*Requirement*.
Report, as a bare number, how many lines hold "diligente".
— Start Raw records —
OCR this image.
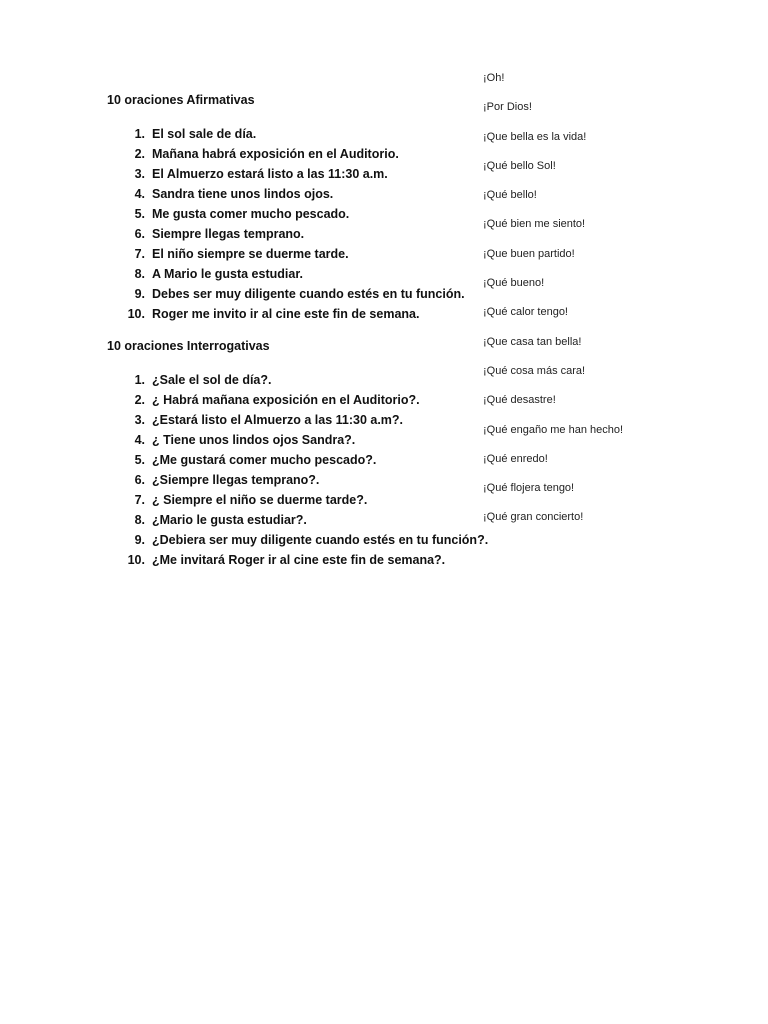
10 oraciones Afirmativas
1. El sol sale de día.
2. Mañana habrá exposición en el Auditorio.
3. El Almuerzo estará listo a las 11:30 a.m.
4. Sandra tiene unos lindos ojos.
5. Me gusta comer mucho pescado.
6. Siempre llegas temprano.
7. El niño siempre se duerme tarde.
8. A Mario le gusta estudiar.
9. Debes ser muy diligente cuando estés en tu función.
10. Roger me invito ir al cine este fin de semana.
10 oraciones Interrogativas
1. ¿Sale el sol de día?.
2. ¿ Habrá mañana exposición en el Auditorio?.
3. ¿Estará listo el Almuerzo a las 11:30 a.m?.
4. ¿ Tiene unos lindos ojos Sandra?.
5. ¿Me gustará comer mucho pescado?.
6. ¿Siempre llegas temprano?.
7. ¿ Siempre el niño se duerme tarde?.
8. ¿Mario le gusta estudiar?.
9. ¿Debiera ser muy diligente cuando estés en tu función?.
10. ¿Me invitará Roger ir al cine este fin de semana?.
¡Oh!
¡Por Dios!
¡Que bella es la vida!
¡Qué bello Sol!
¡Qué bello!
¡Qué bien me siento!
¡Que buen partido!
¡Qué bueno!
¡Qué calor tengo!
¡Que casa tan bella!
¡Qué cosa más cara!
¡Qué desastre!
¡Qué engaño me han hecho!
¡Qué enredo!
¡Qué flojera tengo!
¡Qué gran concierto!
— End Raw records —
*Finished answer*.
2